# Stated problem
Transcribe the material verbatim in full; the pictures do not belong in the copy.
+++++
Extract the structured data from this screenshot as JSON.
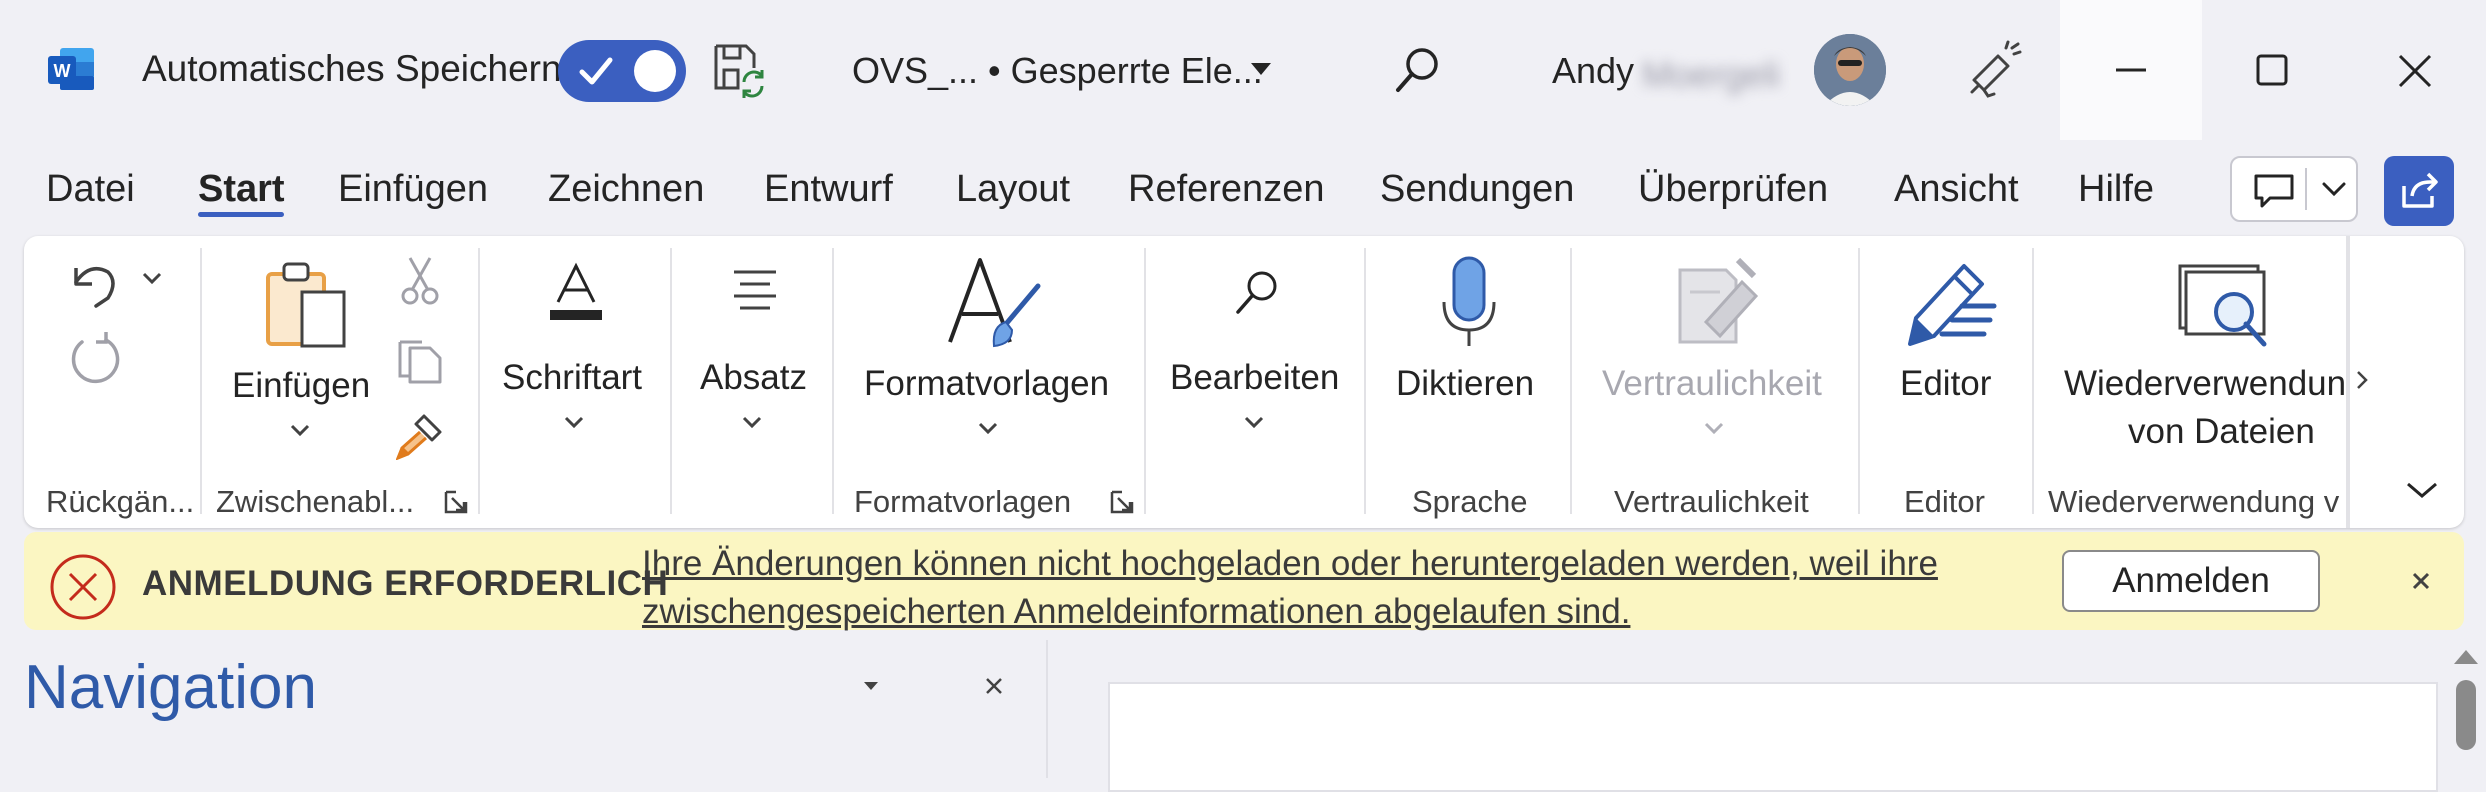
{
  "titlebar": {
    "autosave_label": "Automatisches Speichern",
    "autosave_on": true,
    "document_title": "OVS_... • Gesperrte Ele...",
    "user_first_name": "Andy",
    "user_last_name_blurred": "Moergeli",
    "accent_color": "#3b5fc0"
  },
  "tabs": [
    {
      "label": "Datei",
      "active": false
    },
    {
      "label": "Start",
      "active": true
    },
    {
      "label": "Einfügen",
      "active": false
    },
    {
      "label": "Zeichnen",
      "active": false
    },
    {
      "label": "Entwurf",
      "active": false
    },
    {
      "label": "Layout",
      "active": false
    },
    {
      "label": "Referenzen",
      "active": false
    },
    {
      "label": "Sendungen",
      "active": false
    },
    {
      "label": "Überprüfen",
      "active": false
    },
    {
      "label": "Ansicht",
      "active": false
    },
    {
      "label": "Hilfe",
      "active": false
    }
  ],
  "ribbon": {
    "undo_group_label": "Rückgän...",
    "clipboard": {
      "paste_label": "Einfügen",
      "group_label": "Zwischenabl..."
    },
    "font": {
      "label": "Schriftart"
    },
    "paragraph": {
      "label": "Absatz"
    },
    "styles": {
      "label": "Formatvorlagen",
      "group_label": "Formatvorlagen"
    },
    "editing": {
      "label": "Bearbeiten"
    },
    "voice": {
      "label": "Diktieren",
      "group_label": "Sprache"
    },
    "sensitivity": {
      "label": "Vertraulichkeit",
      "group_label": "Vertraulichkeit"
    },
    "editor": {
      "label": "Editor",
      "group_label": "Editor"
    },
    "reuse": {
      "label_line1": "Wiederverwendun",
      "label_line2": "von Dateien",
      "group_label": "Wiederverwendung v"
    }
  },
  "message_bar": {
    "title": "ANMELDUNG ERFORDERLICH",
    "text": "Ihre Änderungen können nicht hochgeladen oder heruntergeladen werden, weil ihre zwischengespeicherten Anmeldeinformationen abgelaufen sind.",
    "action_label": "Anmelden",
    "error_color": "#c42b1c"
  },
  "navigation": {
    "title": "Navigation"
  }
}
+++++
# Task solution
Extract the structured data from this screenshot as JSON.
{
  "titlebar": {
    "autosave_label": "Automatisches Speichern",
    "autosave_on": true,
    "document_title": "OVS_... • Gesperrte Ele...",
    "user_first_name": "Andy",
    "user_last_name_blurred": "Moergeli",
    "accent_color": "#3b5fc0"
  },
  "tabs": [
    {
      "label": "Datei",
      "active": false
    },
    {
      "label": "Start",
      "active": true
    },
    {
      "label": "Einfügen",
      "active": false
    },
    {
      "label": "Zeichnen",
      "active": false
    },
    {
      "label": "Entwurf",
      "active": false
    },
    {
      "label": "Layout",
      "active": false
    },
    {
      "label": "Referenzen",
      "active": false
    },
    {
      "label": "Sendungen",
      "active": false
    },
    {
      "label": "Überprüfen",
      "active": false
    },
    {
      "label": "Ansicht",
      "active": false
    },
    {
      "label": "Hilfe",
      "active": false
    }
  ],
  "ribbon": {
    "undo_group_label": "Rückgän...",
    "clipboard": {
      "paste_label": "Einfügen",
      "group_label": "Zwischenabl..."
    },
    "font": {
      "label": "Schriftart"
    },
    "paragraph": {
      "label": "Absatz"
    },
    "styles": {
      "label": "Formatvorlagen",
      "group_label": "Formatvorlagen"
    },
    "editing": {
      "label": "Bearbeiten"
    },
    "voice": {
      "label": "Diktieren",
      "group_label": "Sprache"
    },
    "sensitivity": {
      "label": "Vertraulichkeit",
      "group_label": "Vertraulichkeit"
    },
    "editor": {
      "label": "Editor",
      "group_label": "Editor"
    },
    "reuse": {
      "label_line1": "Wiederverwendun",
      "label_line2": "von Dateien",
      "group_label": "Wiederverwendung v"
    }
  },
  "message_bar": {
    "title": "ANMELDUNG ERFORDERLICH",
    "text": "Ihre Änderungen können nicht hochgeladen oder heruntergeladen werden, weil ihre zwischengespeicherten Anmeldeinformationen abgelaufen sind.",
    "action_label": "Anmelden",
    "error_color": "#c42b1c"
  },
  "navigation": {
    "title": "Navigation"
  }
}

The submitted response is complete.